(PROBLEM DESCRIPTION) In the listing below, locate the lines that hold the string "members". Copy those lines.

(RECORDS FOR THE TASK)
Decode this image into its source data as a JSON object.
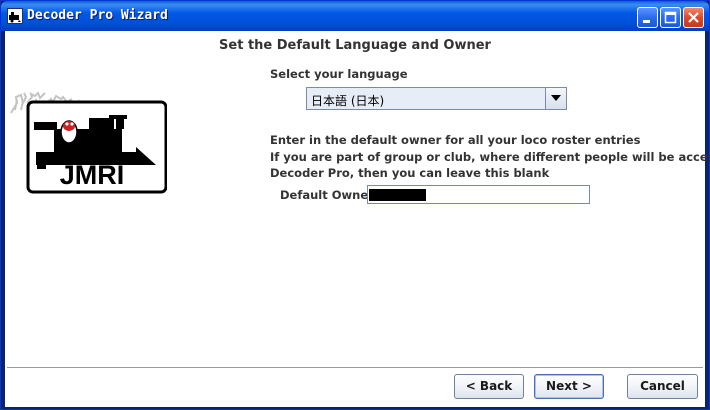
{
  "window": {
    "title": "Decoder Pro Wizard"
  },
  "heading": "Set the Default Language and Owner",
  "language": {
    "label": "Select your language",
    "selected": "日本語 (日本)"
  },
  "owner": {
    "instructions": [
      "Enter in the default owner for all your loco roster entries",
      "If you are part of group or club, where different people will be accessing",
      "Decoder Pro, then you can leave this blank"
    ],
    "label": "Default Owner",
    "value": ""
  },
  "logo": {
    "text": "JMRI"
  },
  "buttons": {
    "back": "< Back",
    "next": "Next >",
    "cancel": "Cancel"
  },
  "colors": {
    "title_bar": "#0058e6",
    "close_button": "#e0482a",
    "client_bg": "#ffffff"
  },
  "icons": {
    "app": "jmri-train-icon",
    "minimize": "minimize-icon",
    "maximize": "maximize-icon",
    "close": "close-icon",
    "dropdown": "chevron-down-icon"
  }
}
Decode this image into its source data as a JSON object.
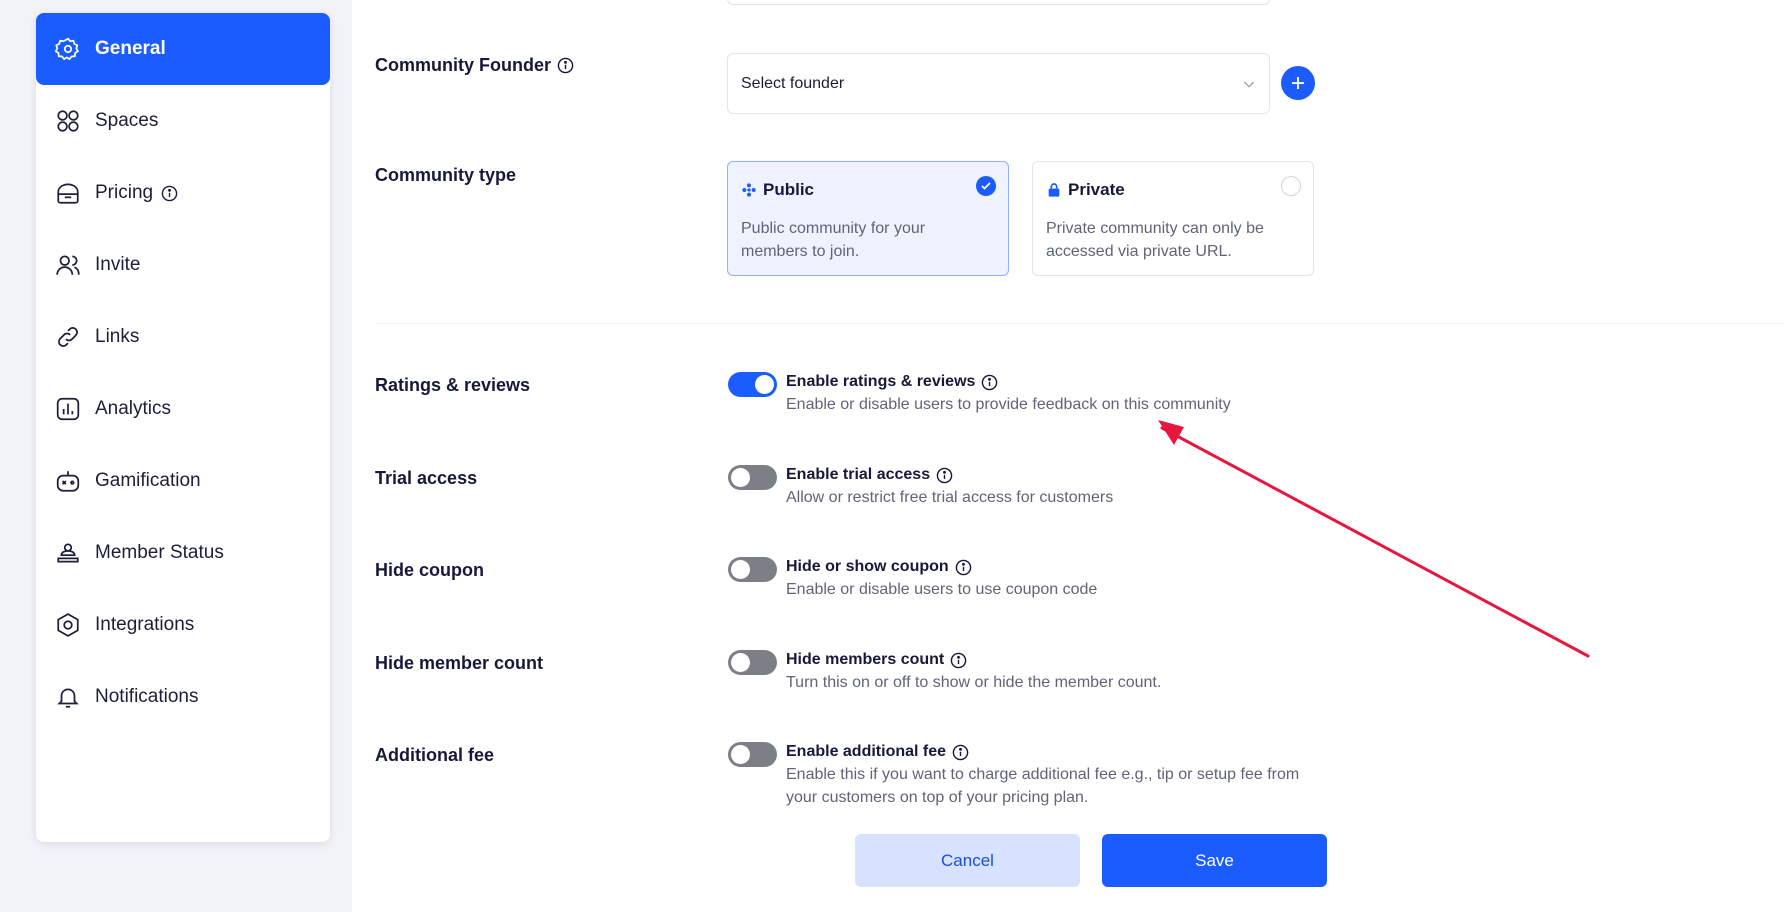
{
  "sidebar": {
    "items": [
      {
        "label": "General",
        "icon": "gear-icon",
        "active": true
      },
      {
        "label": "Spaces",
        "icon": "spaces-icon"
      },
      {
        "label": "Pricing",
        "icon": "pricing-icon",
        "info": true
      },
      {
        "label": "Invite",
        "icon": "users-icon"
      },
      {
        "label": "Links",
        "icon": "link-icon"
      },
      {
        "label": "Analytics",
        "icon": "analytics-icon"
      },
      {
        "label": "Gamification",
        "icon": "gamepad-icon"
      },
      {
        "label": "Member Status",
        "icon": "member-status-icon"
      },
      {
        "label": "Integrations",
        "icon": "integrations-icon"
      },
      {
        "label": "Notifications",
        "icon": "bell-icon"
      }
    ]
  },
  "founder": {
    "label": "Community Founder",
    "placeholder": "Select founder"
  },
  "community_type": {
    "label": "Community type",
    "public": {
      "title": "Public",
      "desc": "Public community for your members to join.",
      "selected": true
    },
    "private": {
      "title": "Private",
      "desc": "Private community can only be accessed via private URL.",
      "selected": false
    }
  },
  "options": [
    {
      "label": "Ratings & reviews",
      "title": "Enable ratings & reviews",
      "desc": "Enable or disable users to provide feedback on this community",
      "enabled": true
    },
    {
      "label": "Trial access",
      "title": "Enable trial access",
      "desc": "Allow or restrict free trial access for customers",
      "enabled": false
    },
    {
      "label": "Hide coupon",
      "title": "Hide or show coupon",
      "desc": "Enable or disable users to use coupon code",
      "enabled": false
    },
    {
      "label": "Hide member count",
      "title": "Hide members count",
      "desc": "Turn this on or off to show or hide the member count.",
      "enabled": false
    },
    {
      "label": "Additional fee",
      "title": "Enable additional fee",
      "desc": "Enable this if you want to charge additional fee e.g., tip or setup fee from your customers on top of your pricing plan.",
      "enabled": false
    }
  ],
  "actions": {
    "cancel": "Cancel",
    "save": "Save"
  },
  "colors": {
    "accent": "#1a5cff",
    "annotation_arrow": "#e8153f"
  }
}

...

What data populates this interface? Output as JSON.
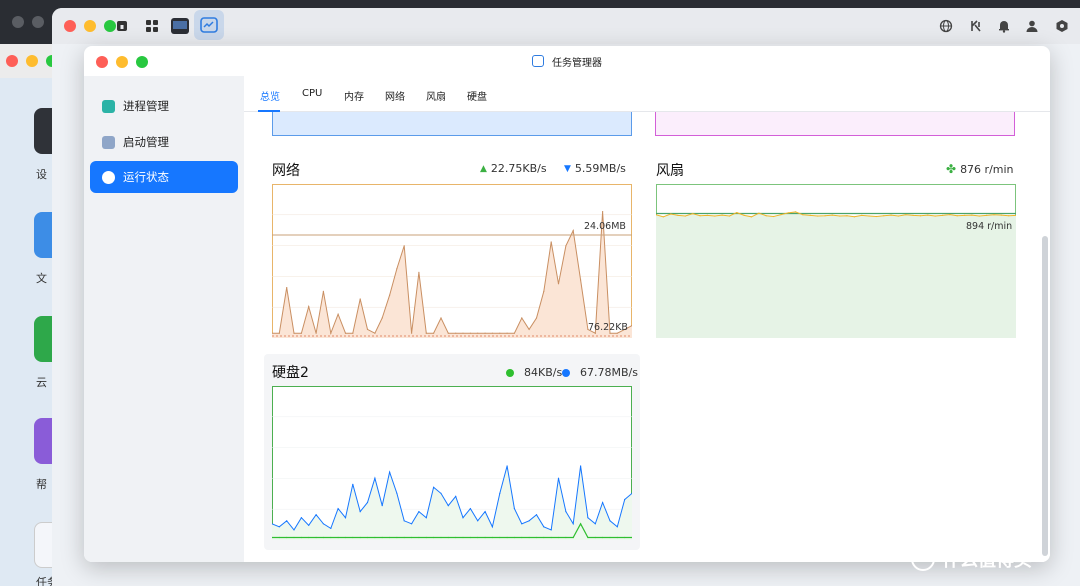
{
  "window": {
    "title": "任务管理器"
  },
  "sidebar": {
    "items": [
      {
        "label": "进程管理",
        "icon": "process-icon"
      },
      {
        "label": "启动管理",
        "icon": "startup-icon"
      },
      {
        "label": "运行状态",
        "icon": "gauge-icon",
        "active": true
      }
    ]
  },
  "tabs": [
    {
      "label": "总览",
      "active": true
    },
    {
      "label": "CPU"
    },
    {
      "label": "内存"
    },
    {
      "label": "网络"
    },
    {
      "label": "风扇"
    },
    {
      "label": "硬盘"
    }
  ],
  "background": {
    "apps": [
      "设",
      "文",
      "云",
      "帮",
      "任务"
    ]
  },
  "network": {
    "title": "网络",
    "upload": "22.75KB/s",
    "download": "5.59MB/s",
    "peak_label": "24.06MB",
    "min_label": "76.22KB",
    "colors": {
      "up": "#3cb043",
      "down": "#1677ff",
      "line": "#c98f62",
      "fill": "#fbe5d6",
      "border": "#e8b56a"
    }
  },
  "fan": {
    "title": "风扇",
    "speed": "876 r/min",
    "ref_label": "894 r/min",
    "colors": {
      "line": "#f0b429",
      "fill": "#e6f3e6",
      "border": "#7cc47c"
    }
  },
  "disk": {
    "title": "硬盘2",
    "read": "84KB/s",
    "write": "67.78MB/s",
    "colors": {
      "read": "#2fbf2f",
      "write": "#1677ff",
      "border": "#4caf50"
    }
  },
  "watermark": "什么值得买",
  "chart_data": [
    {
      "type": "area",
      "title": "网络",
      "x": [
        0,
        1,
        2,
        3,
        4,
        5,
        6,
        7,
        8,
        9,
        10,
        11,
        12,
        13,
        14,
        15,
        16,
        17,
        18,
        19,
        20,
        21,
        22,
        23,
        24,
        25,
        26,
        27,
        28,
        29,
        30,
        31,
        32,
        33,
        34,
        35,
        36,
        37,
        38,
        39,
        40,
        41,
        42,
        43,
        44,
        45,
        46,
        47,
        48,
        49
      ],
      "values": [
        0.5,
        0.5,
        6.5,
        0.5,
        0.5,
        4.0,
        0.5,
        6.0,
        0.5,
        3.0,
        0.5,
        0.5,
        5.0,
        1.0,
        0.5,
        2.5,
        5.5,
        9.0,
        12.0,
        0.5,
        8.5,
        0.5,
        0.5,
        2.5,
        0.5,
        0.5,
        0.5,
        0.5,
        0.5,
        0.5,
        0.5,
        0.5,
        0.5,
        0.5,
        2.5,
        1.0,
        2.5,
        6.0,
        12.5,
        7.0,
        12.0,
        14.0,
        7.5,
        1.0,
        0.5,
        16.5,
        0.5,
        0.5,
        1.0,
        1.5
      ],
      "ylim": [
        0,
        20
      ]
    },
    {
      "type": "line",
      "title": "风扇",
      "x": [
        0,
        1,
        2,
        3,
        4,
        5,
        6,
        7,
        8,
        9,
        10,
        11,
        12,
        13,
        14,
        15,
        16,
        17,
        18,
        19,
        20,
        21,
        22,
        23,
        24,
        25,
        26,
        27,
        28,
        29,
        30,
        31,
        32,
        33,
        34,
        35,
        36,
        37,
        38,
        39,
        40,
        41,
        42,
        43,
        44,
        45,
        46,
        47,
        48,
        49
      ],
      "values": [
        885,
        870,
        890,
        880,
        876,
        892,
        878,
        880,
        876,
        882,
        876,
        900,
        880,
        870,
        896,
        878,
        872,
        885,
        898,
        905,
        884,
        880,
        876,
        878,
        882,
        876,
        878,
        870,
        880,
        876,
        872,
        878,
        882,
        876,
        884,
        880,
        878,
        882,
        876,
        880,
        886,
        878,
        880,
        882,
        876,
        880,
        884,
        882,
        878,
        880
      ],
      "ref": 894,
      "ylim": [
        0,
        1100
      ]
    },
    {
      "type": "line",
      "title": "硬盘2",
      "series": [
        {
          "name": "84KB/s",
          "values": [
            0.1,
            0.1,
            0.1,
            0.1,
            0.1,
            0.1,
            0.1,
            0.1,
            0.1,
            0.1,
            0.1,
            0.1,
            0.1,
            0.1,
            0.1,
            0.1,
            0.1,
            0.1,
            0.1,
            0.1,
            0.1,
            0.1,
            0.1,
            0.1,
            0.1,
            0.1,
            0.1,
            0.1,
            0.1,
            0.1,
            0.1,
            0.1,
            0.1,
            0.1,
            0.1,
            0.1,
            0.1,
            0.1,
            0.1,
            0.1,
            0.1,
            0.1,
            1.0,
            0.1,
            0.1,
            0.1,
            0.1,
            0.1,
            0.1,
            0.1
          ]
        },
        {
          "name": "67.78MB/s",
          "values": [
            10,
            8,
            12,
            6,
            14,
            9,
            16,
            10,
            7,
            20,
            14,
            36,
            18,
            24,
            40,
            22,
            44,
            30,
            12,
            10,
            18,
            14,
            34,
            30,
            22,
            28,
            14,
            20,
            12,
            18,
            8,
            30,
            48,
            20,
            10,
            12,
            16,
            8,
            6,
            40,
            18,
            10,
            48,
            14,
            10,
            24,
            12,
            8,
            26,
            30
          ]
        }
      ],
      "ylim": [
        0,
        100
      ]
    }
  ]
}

==

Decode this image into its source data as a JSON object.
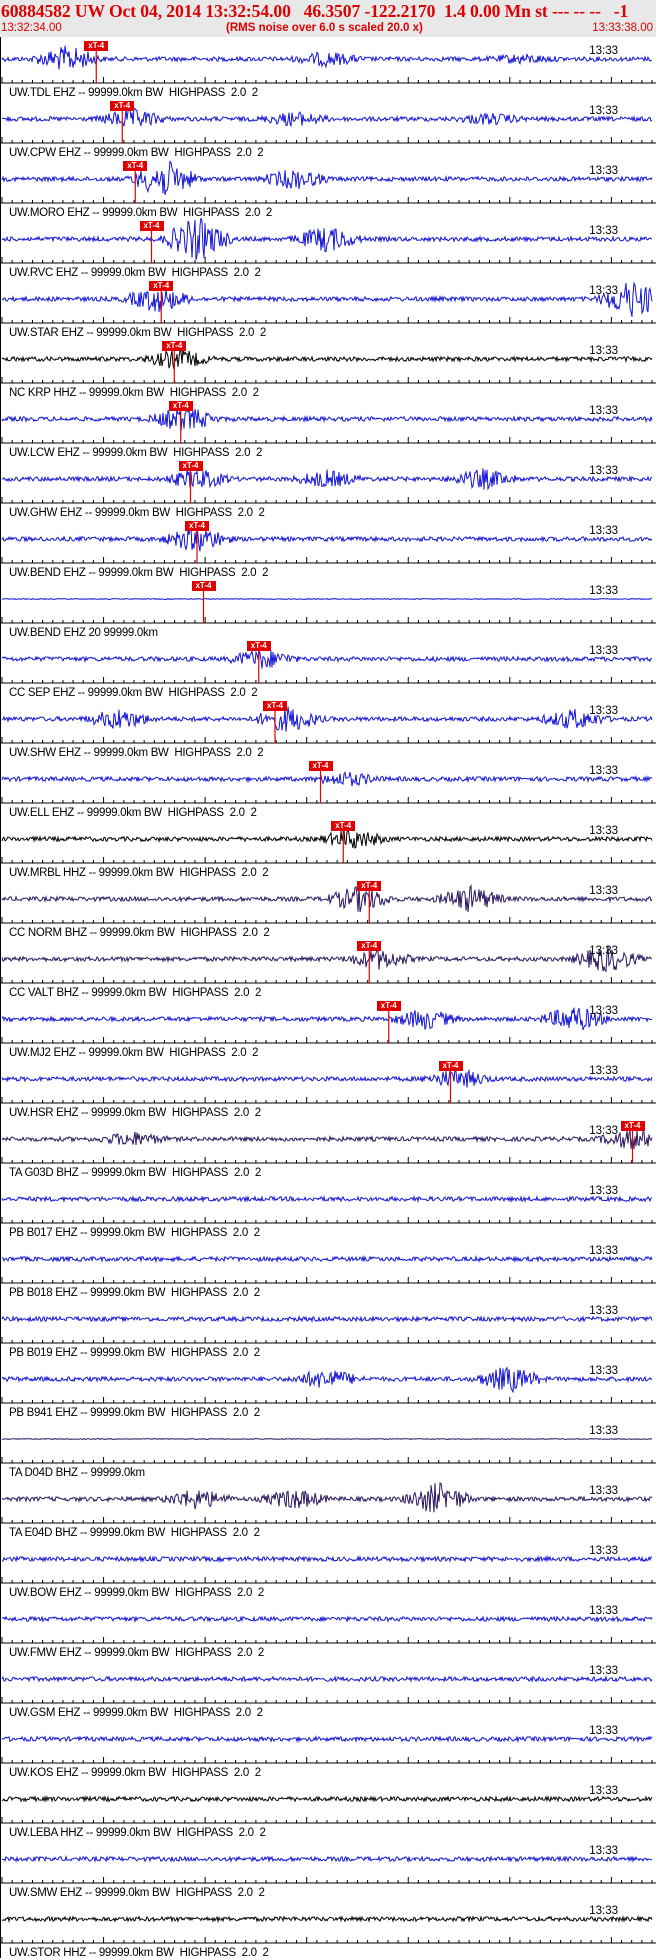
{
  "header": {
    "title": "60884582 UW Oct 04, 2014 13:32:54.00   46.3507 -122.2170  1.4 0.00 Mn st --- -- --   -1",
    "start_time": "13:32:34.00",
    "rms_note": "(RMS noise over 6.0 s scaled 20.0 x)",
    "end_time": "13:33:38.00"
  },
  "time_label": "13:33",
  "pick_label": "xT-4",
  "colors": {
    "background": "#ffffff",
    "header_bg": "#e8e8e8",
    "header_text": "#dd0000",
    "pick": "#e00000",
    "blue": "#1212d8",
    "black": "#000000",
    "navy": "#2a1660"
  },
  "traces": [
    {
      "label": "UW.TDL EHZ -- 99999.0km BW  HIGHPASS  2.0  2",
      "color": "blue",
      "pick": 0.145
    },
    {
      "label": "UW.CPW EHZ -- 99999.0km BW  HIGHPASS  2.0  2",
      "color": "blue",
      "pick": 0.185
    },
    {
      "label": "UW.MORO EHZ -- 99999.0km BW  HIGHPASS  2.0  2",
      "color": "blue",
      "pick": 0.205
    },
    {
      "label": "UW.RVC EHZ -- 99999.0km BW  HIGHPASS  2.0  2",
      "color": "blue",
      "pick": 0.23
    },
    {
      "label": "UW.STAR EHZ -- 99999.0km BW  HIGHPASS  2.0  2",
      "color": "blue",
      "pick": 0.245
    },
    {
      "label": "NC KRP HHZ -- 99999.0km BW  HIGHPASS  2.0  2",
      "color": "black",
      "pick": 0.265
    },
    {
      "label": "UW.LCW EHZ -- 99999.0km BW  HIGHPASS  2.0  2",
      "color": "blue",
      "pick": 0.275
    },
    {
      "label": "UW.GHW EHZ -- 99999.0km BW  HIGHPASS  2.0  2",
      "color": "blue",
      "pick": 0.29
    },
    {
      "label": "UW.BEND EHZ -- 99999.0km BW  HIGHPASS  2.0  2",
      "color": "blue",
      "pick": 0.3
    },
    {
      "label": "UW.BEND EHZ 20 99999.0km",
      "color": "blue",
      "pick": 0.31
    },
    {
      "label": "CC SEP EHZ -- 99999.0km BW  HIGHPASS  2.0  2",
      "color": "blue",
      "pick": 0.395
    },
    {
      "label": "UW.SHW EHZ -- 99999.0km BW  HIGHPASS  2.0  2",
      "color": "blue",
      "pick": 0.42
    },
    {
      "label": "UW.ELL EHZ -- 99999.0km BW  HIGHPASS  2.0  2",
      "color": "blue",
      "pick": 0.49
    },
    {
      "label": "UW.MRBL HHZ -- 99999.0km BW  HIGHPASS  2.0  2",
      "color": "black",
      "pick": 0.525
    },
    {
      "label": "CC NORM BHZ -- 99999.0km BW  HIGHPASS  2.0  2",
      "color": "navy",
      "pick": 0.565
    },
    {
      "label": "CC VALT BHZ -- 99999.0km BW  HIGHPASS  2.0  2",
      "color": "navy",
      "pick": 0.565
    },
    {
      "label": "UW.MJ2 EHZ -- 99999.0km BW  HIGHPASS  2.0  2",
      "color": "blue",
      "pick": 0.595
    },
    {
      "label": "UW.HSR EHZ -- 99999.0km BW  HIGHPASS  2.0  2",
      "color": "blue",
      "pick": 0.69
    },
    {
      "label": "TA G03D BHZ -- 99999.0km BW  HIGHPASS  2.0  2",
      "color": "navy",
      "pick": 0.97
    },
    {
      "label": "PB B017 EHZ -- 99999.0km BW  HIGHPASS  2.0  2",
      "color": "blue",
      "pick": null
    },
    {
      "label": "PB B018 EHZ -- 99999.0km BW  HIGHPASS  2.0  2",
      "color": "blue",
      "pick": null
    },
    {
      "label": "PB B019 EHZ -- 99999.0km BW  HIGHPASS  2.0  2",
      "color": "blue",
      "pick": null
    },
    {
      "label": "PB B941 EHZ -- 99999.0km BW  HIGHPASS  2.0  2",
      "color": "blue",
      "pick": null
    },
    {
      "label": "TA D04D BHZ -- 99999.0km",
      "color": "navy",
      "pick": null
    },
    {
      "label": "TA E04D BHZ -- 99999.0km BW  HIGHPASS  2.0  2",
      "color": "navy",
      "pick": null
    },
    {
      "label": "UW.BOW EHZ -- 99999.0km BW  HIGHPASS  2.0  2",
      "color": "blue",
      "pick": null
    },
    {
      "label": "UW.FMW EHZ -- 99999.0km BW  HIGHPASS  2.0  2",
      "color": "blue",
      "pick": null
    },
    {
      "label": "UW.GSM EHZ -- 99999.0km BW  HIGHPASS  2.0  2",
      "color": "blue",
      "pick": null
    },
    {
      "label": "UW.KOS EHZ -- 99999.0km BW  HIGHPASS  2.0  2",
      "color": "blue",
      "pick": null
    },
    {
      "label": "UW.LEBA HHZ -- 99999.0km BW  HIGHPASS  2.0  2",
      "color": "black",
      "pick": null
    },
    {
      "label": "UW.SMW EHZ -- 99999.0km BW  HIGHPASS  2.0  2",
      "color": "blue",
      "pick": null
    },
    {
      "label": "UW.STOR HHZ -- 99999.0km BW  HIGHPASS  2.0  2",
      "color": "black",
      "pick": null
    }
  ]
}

(COMPLETE OUTPUT)
      "desc": "Public community for your members to join.",
      "title": "Hide members count",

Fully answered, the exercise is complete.